Data records –
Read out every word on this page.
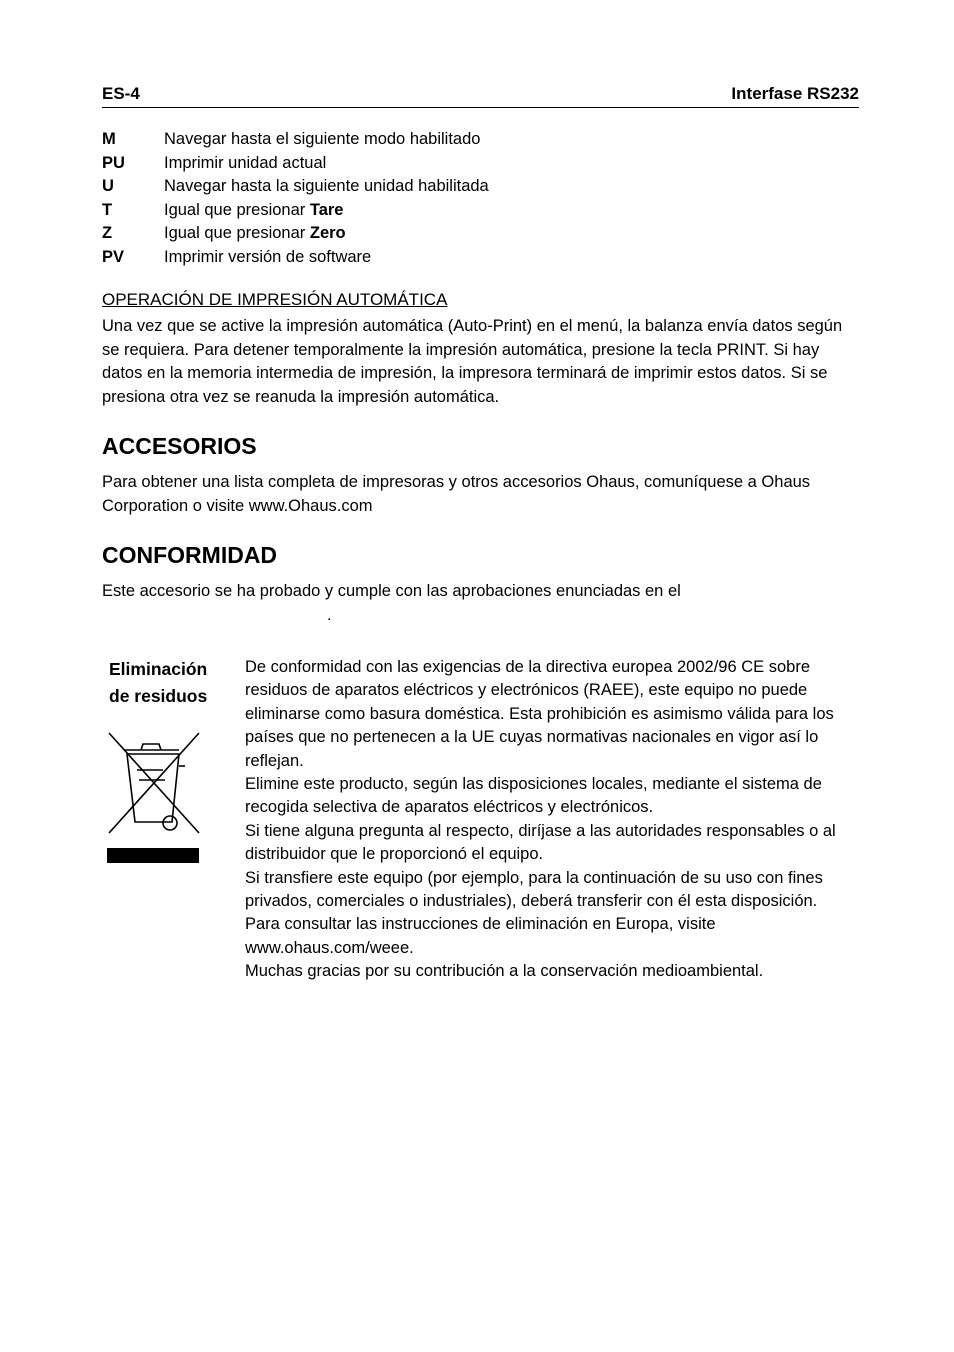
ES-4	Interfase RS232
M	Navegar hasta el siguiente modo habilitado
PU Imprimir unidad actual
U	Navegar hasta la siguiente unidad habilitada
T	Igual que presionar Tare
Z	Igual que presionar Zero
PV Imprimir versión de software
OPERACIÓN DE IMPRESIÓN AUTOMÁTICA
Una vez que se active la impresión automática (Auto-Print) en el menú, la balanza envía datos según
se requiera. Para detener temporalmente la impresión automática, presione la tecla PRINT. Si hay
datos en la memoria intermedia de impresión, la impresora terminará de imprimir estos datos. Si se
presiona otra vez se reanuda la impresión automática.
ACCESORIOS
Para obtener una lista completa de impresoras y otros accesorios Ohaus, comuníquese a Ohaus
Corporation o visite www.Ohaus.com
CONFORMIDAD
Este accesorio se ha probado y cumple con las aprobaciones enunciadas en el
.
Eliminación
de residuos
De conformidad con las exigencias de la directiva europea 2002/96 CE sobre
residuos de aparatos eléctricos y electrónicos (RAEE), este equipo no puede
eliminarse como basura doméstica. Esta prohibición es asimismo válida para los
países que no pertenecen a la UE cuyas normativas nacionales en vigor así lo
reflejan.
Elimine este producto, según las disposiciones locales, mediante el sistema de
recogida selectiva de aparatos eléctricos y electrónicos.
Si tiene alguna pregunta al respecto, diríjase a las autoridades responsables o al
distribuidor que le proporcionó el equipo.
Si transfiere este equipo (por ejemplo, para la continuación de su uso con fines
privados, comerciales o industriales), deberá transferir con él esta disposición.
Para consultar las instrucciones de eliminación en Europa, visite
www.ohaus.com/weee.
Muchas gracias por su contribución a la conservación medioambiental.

--

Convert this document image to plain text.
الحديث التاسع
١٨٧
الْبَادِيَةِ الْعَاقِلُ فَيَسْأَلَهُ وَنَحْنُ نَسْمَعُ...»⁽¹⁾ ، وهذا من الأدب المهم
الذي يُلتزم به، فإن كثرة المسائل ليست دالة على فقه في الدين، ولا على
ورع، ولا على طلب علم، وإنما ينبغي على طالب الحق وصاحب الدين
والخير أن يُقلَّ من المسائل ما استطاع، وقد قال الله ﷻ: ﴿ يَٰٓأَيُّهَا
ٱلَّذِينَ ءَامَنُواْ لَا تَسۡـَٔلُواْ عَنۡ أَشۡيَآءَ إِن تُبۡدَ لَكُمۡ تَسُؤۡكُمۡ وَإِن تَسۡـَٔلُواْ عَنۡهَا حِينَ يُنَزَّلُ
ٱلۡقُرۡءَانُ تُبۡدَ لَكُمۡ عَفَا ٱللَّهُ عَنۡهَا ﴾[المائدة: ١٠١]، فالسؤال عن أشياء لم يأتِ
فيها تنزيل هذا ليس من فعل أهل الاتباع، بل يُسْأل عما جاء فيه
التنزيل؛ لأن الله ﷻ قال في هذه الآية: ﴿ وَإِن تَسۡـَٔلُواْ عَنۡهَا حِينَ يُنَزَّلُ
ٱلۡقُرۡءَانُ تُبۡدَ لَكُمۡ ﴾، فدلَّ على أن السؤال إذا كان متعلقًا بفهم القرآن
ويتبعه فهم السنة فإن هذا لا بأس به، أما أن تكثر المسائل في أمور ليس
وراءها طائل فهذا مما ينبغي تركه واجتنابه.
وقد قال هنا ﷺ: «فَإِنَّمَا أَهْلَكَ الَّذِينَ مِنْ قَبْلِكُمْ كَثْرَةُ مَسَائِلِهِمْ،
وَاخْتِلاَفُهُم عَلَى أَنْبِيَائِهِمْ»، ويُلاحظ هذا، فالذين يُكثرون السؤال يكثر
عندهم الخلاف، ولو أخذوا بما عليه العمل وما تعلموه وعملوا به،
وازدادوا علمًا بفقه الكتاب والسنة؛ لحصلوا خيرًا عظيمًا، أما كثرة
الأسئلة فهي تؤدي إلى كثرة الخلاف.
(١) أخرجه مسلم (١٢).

Your task –
Which lines above contain "datos"? Show each of them.

Problem solution –
Una vez que se active la impresión automática (Auto-Print) en el menú, la balanza envía datos según
datos en la memoria intermedia de impresión, la impresora terminará de imprimir estos datos. Si se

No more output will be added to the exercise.